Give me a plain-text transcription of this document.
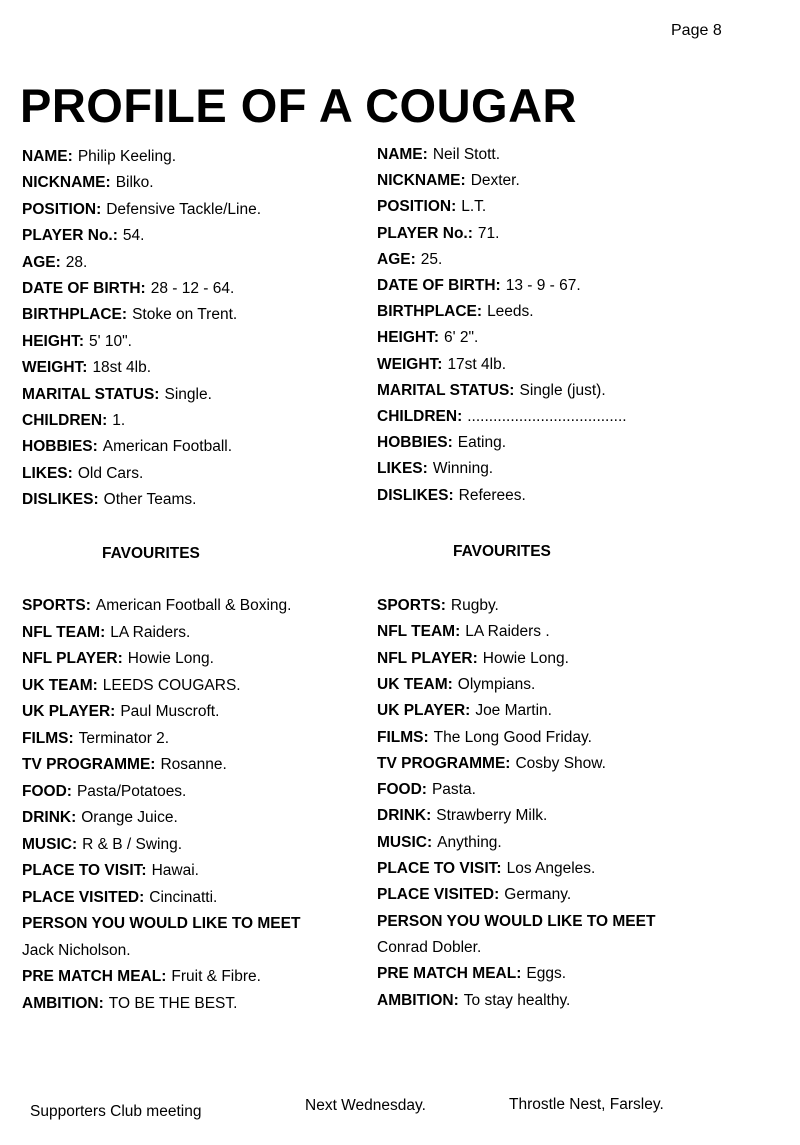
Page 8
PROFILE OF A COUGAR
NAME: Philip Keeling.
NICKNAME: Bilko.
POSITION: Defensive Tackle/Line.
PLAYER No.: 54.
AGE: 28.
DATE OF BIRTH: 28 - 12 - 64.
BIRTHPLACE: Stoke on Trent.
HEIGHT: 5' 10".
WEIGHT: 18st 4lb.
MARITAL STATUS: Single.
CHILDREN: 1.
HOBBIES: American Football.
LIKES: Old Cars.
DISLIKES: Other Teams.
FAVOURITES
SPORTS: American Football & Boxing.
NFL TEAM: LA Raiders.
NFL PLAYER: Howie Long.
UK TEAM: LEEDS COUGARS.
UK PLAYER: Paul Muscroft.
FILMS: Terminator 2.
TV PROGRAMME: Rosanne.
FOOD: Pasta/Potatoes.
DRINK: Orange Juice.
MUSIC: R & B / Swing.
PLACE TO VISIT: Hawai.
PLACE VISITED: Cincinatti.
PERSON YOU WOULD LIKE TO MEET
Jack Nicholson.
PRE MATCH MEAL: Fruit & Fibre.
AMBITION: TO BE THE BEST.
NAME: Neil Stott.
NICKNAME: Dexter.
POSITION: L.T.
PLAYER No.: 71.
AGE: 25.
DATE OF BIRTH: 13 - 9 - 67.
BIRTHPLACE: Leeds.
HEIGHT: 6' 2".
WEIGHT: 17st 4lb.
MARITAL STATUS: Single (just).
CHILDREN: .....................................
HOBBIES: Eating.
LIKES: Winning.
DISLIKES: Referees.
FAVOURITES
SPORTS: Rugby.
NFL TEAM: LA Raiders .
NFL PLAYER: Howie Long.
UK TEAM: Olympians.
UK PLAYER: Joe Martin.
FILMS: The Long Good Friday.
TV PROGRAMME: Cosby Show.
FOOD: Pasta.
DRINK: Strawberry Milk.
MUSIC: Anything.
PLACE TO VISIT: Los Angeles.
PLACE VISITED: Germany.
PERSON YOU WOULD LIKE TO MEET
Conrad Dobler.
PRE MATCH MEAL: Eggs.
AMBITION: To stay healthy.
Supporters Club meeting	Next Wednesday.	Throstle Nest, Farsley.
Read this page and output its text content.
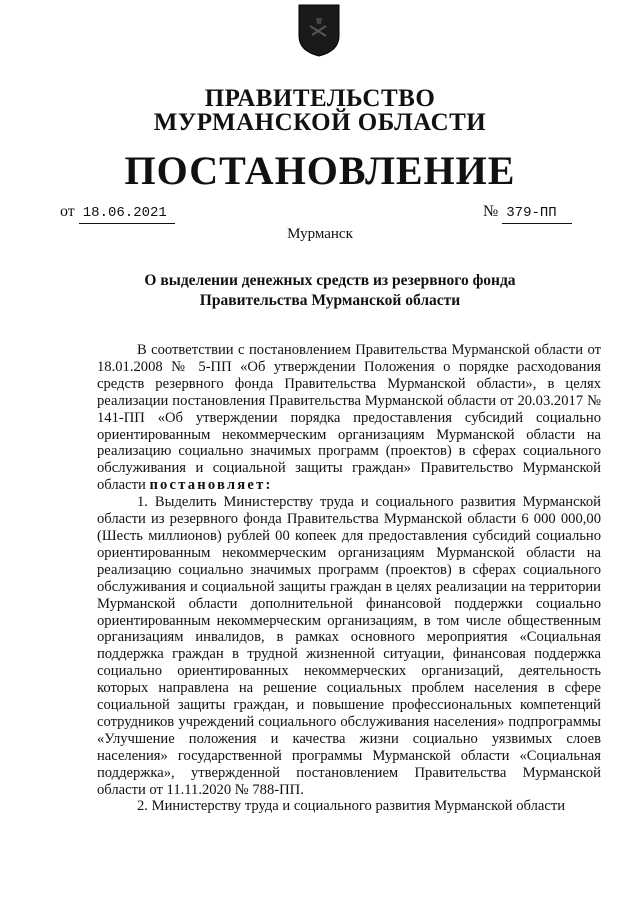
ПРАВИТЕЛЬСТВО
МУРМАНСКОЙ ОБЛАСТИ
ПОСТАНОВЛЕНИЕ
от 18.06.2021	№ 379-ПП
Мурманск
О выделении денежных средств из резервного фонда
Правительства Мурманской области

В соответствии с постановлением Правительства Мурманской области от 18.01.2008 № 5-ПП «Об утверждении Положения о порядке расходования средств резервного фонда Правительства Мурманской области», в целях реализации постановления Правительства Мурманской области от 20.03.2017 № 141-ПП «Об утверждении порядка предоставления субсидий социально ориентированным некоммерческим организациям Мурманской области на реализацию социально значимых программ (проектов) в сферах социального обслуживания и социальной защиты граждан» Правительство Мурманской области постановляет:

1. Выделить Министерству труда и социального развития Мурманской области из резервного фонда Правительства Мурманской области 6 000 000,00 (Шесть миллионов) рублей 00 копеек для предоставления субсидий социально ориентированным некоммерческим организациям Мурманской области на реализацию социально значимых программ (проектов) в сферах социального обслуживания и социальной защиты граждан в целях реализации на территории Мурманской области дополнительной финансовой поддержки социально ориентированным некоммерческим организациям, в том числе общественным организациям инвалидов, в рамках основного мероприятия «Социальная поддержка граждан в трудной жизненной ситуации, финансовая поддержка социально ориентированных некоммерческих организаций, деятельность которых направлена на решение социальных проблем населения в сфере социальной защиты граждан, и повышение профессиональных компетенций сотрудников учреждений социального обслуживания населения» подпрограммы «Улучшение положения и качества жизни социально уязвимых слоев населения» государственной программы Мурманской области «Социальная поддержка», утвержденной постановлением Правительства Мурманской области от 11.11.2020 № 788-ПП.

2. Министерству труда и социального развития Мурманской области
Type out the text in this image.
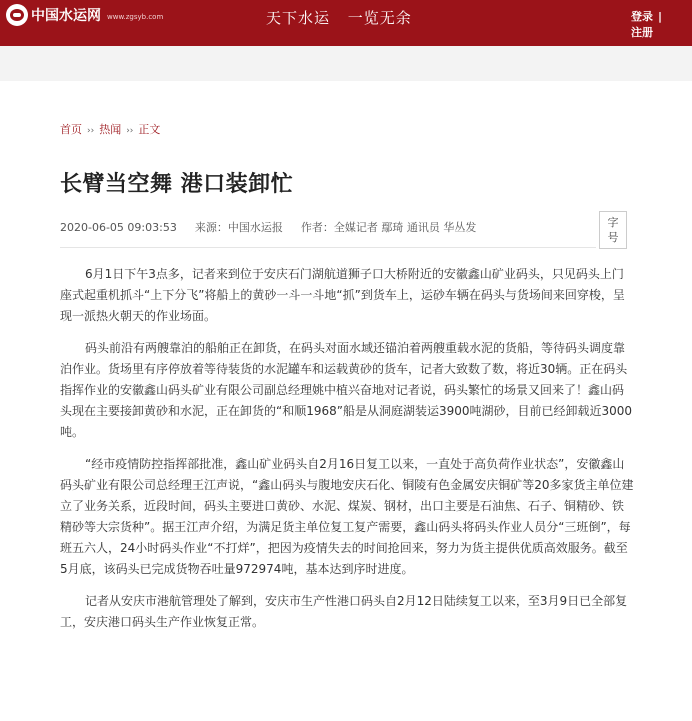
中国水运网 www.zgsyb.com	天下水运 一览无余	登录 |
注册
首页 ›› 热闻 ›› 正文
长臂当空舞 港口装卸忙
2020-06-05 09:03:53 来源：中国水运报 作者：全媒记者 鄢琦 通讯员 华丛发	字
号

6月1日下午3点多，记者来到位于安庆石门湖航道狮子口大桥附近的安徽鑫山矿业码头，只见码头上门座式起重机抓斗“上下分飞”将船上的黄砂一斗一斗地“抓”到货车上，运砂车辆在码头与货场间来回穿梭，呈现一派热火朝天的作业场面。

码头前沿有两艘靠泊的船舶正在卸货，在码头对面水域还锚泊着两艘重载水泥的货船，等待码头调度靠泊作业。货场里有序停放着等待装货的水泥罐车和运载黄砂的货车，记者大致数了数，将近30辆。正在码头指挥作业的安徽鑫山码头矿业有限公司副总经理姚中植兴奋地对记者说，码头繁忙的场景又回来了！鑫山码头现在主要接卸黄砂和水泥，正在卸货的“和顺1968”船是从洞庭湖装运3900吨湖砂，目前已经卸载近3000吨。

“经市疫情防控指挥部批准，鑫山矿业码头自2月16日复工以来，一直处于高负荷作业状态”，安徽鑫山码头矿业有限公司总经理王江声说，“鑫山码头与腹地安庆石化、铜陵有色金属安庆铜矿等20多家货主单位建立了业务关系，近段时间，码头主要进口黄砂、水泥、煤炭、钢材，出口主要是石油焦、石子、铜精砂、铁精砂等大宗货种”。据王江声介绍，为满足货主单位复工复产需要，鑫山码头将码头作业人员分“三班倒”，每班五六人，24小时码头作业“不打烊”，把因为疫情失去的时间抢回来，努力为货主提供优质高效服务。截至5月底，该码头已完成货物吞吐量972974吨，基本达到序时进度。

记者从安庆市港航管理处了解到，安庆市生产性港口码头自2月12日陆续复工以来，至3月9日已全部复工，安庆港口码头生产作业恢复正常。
====================
> **PROBLEM STATEMENT**:
Take every line that includes the string "HOBBIES" and copy it.

> **EXPECTED ANSWER**:
HOBBIES: American Football.
HOBBIES: Eating.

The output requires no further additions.